Description of the task
Count the lines in the data below where the string "that" occurs, please, and give the number alone.

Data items
>>>>
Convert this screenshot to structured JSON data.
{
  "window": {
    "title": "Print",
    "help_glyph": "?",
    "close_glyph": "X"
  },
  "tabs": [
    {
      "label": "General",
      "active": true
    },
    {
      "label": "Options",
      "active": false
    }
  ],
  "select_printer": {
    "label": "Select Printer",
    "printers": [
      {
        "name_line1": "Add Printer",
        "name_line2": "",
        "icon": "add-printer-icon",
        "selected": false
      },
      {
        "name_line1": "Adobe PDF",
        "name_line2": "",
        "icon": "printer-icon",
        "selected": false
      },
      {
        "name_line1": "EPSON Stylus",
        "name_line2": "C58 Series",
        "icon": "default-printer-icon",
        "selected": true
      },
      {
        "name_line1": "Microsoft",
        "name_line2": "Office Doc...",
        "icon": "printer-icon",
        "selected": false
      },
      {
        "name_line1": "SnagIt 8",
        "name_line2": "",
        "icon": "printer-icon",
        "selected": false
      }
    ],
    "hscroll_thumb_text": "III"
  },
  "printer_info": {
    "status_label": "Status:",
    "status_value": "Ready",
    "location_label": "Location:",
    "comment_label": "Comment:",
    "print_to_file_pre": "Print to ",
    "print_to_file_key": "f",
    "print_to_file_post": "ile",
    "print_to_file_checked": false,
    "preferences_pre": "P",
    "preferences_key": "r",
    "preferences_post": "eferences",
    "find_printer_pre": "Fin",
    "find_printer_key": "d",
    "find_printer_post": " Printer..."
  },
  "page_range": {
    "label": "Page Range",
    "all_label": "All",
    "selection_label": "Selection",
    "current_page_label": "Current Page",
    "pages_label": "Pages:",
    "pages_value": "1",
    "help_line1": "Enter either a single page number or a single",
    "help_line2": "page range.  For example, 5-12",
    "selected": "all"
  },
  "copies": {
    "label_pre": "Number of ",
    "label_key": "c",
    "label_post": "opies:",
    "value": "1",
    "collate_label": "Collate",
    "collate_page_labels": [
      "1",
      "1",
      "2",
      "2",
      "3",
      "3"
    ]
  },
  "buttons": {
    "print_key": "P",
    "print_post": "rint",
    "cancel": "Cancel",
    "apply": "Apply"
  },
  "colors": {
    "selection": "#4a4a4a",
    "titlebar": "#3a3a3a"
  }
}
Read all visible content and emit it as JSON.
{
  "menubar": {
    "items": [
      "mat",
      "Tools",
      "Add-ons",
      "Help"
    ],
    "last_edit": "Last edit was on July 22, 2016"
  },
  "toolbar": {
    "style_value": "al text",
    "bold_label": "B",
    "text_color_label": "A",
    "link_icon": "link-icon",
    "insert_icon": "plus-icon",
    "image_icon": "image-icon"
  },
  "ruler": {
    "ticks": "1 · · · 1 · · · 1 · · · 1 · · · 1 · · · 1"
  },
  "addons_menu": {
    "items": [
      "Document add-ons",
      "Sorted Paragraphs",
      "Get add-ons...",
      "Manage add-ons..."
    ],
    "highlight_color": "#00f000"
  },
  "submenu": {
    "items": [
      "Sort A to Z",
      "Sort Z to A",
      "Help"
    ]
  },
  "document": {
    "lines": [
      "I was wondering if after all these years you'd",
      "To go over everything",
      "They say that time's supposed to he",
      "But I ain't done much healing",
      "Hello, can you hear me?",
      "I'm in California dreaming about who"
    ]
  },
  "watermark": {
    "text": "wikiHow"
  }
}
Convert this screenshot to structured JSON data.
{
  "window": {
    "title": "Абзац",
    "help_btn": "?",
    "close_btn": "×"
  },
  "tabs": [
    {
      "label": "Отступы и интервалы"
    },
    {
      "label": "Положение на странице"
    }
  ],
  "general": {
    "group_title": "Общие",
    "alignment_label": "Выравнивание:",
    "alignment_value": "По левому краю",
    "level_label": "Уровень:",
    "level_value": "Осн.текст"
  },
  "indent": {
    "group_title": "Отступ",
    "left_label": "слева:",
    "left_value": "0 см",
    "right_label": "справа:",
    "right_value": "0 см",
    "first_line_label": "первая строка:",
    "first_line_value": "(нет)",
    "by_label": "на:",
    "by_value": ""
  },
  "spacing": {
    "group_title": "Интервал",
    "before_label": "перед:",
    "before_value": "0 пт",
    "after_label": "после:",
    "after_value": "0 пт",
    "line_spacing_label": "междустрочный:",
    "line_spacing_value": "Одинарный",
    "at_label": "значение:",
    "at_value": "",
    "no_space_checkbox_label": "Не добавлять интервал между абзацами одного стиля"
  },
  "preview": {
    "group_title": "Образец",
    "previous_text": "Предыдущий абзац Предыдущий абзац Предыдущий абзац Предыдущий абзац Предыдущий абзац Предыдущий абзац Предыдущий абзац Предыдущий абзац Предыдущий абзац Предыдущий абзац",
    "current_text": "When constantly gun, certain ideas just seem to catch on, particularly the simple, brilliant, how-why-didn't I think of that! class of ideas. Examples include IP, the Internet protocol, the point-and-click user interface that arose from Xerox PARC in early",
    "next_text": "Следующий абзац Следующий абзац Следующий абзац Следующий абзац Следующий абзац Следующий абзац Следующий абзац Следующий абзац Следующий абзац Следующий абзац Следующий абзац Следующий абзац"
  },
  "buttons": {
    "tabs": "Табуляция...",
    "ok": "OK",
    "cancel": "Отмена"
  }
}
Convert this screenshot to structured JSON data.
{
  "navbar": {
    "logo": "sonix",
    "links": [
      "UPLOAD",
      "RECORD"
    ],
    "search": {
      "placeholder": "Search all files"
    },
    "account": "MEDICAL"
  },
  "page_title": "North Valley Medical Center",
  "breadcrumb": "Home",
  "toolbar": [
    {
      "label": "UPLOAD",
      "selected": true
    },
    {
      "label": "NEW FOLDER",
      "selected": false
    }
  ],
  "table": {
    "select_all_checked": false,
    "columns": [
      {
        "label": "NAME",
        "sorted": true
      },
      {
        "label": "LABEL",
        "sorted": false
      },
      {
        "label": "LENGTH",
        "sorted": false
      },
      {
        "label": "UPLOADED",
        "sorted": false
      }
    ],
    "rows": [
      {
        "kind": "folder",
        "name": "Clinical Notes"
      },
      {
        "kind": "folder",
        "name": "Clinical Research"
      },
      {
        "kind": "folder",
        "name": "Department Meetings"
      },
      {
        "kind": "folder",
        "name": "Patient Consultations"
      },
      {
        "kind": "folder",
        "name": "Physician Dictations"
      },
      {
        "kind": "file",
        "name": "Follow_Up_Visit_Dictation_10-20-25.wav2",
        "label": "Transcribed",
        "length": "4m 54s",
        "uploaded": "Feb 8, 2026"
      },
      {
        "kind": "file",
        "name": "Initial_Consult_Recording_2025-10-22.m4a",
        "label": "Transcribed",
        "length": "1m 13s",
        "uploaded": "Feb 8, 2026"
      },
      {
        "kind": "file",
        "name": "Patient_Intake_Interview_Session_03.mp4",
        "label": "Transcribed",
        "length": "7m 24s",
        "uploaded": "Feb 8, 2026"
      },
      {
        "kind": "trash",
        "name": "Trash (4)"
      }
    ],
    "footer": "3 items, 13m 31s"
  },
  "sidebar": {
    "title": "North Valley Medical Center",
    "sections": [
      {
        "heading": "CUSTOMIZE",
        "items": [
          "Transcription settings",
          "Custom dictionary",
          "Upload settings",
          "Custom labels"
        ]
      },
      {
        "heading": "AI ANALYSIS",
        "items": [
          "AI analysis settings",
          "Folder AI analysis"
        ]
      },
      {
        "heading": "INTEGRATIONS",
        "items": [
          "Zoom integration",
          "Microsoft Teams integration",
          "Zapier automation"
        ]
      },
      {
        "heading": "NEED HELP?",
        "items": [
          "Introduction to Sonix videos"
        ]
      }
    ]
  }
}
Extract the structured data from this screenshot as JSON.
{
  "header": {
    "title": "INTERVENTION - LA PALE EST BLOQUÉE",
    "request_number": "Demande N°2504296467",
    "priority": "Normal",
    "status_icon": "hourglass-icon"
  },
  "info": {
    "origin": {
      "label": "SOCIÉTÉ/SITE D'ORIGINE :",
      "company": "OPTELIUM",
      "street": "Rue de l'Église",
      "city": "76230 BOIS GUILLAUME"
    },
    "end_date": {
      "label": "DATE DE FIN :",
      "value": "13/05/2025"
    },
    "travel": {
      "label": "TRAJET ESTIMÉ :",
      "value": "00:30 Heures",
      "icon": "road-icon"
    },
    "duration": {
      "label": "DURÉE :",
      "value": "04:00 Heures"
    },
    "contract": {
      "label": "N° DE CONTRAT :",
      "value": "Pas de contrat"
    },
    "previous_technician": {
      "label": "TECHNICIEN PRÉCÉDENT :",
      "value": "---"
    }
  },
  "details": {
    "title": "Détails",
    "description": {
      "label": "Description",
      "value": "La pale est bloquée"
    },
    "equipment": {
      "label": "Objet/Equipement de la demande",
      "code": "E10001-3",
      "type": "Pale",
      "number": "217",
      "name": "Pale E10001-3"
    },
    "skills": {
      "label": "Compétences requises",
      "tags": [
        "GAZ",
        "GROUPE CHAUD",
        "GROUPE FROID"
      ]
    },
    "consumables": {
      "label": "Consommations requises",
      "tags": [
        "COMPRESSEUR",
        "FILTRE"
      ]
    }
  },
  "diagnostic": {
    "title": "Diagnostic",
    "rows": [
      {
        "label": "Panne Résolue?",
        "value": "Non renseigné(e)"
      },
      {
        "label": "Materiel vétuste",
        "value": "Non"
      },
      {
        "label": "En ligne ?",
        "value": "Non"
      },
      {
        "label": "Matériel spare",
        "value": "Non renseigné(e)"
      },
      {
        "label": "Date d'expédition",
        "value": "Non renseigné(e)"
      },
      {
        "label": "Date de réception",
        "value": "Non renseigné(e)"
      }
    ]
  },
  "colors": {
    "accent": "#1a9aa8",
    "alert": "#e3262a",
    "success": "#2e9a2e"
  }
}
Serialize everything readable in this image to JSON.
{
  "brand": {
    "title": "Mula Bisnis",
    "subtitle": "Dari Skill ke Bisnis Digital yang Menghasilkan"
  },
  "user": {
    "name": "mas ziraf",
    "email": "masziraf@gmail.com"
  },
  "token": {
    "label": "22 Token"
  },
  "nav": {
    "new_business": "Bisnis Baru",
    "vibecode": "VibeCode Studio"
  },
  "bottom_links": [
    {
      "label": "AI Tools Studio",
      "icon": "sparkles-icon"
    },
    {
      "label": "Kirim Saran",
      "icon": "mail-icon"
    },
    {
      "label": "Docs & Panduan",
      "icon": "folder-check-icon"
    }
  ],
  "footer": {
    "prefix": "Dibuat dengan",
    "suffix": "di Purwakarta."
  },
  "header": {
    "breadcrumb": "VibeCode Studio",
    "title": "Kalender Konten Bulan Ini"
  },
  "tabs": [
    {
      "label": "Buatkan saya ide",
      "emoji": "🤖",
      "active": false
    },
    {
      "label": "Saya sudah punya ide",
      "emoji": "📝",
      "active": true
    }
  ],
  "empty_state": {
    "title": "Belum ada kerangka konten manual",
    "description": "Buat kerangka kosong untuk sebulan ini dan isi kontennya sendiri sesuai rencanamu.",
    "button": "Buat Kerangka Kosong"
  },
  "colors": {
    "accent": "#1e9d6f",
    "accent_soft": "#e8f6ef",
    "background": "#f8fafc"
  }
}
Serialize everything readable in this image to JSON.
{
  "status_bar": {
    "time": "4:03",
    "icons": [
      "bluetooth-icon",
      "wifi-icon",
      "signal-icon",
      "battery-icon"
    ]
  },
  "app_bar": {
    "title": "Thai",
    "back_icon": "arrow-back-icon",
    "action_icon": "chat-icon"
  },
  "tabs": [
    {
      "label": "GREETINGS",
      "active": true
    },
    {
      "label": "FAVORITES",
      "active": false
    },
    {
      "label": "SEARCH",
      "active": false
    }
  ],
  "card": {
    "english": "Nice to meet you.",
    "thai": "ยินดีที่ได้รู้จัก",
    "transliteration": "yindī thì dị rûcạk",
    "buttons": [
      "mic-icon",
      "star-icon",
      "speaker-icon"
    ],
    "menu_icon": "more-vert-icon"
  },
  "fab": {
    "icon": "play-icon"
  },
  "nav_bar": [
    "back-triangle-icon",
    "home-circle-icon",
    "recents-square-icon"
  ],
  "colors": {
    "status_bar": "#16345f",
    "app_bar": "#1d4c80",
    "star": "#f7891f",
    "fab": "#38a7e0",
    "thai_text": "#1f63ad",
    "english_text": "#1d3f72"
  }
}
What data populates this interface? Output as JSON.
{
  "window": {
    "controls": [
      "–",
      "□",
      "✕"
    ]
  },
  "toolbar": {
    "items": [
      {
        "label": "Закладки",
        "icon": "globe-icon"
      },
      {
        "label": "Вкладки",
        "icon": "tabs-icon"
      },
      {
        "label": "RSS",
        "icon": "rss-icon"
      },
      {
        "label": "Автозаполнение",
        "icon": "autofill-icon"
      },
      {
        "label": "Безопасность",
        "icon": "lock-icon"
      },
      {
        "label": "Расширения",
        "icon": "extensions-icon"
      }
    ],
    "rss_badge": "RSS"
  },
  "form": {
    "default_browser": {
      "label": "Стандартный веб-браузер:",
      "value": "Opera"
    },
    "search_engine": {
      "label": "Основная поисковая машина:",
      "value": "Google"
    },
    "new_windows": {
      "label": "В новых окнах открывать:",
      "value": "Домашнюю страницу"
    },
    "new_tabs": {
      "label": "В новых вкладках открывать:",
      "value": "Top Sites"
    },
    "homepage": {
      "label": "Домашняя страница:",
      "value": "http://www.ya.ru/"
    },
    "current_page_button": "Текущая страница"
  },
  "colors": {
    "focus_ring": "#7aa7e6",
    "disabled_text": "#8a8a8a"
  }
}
<<<<
Reply
2